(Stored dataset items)
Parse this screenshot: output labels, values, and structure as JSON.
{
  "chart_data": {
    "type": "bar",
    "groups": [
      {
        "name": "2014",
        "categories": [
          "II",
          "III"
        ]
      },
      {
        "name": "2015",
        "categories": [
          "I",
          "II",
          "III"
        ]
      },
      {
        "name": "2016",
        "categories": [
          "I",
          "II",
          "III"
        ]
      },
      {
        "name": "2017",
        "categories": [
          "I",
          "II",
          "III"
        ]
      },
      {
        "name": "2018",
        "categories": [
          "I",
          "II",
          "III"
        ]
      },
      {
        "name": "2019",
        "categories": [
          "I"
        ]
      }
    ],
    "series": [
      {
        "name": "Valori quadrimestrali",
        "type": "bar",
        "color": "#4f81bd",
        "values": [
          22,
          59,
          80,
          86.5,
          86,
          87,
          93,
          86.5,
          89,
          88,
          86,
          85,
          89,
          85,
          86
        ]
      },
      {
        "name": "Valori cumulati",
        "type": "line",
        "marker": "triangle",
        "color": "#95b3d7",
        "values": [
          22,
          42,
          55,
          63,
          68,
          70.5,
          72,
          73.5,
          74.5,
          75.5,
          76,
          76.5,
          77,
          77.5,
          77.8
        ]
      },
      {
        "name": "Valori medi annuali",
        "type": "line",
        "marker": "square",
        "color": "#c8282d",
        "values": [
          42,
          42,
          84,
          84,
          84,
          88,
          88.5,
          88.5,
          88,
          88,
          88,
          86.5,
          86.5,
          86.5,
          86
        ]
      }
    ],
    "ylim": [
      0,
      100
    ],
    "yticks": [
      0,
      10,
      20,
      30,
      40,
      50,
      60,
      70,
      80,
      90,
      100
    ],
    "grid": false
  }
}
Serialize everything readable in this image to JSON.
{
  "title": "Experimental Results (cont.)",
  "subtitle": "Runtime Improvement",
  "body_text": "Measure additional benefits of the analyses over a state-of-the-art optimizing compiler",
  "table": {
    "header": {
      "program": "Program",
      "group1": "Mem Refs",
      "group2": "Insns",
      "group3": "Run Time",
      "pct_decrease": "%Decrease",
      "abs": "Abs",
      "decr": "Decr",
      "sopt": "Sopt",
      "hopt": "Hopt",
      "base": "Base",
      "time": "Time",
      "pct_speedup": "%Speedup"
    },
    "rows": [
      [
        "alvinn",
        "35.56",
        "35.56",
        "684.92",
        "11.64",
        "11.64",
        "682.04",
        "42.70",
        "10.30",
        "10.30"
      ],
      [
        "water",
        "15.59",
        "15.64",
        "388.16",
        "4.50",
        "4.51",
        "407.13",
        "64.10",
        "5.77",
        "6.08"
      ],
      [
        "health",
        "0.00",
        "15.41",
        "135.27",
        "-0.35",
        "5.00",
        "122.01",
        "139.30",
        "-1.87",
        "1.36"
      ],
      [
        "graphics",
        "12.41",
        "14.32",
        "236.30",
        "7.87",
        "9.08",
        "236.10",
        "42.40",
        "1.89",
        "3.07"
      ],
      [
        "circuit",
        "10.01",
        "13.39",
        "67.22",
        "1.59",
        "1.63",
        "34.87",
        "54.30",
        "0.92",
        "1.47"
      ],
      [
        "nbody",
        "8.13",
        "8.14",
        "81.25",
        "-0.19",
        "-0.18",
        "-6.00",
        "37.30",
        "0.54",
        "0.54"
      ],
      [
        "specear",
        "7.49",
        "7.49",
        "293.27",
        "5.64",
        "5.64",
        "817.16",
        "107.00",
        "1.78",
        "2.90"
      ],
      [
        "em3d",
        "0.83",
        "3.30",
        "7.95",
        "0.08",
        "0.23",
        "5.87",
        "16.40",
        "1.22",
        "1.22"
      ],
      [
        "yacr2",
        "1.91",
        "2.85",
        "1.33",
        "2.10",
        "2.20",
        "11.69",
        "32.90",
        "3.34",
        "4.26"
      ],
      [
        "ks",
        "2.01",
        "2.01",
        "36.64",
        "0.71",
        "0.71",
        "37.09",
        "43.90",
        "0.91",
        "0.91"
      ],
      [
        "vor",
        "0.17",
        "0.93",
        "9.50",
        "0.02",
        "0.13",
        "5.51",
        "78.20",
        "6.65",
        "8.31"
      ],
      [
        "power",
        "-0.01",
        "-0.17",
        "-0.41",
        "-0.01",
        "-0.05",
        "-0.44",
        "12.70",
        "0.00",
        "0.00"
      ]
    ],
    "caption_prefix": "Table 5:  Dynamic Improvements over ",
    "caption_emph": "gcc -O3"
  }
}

** Task description **
Identify the lines of the data that contain the word "color". Copy each of them.

** Final result **
        "color": "#4f81bd",
        "color": "#95b3d7",
        "color": "#c8282d",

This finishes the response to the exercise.